**Directions:** Among the lines below, count those with "фразу". Give the total alone.

**Data entries:**
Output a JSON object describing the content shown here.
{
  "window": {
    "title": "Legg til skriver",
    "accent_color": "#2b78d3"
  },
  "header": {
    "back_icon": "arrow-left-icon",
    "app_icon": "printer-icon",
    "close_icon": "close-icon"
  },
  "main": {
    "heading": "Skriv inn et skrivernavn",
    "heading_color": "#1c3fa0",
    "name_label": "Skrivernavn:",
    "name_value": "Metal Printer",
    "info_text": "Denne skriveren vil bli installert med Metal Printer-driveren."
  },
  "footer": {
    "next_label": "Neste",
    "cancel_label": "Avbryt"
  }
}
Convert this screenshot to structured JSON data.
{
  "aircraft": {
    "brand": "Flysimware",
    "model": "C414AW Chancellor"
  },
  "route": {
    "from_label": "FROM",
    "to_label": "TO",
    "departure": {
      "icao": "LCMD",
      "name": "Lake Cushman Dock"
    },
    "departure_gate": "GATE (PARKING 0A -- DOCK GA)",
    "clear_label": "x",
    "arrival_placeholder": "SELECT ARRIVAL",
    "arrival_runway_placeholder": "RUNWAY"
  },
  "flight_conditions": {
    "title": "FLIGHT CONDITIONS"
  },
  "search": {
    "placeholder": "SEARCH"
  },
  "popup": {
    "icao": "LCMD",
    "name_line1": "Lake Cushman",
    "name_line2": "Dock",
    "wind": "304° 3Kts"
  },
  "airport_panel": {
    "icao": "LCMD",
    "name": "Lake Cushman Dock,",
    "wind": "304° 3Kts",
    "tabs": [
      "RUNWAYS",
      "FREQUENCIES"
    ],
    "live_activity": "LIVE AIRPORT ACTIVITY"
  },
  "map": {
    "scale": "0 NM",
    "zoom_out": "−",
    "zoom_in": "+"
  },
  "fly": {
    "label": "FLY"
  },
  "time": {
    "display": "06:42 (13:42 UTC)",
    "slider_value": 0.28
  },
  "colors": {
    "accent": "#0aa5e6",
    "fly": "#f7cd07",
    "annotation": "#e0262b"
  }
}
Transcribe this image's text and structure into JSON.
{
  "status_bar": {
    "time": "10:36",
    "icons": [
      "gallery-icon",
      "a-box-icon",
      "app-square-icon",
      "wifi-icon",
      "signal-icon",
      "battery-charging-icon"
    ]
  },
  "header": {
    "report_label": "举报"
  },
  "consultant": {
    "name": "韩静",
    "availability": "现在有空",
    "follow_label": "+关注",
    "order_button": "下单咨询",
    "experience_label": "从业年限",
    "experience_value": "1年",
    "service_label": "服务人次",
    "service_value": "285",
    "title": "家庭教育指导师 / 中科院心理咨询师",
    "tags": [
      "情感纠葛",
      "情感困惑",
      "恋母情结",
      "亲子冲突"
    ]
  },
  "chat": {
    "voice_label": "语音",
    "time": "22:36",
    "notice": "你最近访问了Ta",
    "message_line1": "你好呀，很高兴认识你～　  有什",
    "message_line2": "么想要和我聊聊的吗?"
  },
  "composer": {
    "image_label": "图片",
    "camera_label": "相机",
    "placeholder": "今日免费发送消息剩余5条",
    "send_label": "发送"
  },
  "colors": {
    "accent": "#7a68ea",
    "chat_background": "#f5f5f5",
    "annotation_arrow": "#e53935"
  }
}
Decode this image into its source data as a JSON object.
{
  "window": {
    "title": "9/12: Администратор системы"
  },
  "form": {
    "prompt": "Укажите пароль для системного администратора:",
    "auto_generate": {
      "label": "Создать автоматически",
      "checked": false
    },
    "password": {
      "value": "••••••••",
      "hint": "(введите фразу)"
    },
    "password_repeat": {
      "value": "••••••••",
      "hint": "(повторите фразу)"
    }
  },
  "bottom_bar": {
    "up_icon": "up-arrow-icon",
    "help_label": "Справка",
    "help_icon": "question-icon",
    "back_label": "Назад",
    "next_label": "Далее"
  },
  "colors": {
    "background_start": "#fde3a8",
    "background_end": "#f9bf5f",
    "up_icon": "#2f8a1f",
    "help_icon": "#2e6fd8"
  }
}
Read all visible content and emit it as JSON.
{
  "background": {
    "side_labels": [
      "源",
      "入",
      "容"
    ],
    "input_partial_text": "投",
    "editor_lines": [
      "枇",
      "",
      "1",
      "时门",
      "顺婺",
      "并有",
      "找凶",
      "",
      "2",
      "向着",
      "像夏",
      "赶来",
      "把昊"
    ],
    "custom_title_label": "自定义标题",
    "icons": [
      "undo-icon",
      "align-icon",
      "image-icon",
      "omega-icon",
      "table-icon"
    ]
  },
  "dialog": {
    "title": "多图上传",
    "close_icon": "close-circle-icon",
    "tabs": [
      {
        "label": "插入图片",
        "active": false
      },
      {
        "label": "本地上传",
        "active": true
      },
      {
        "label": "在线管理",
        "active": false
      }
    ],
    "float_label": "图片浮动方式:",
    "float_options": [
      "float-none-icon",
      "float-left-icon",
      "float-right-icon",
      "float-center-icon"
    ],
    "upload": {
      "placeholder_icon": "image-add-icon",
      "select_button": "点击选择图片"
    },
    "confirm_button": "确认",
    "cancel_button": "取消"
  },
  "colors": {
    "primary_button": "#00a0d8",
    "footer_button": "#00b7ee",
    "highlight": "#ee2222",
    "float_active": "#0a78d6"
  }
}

**Task result:** 2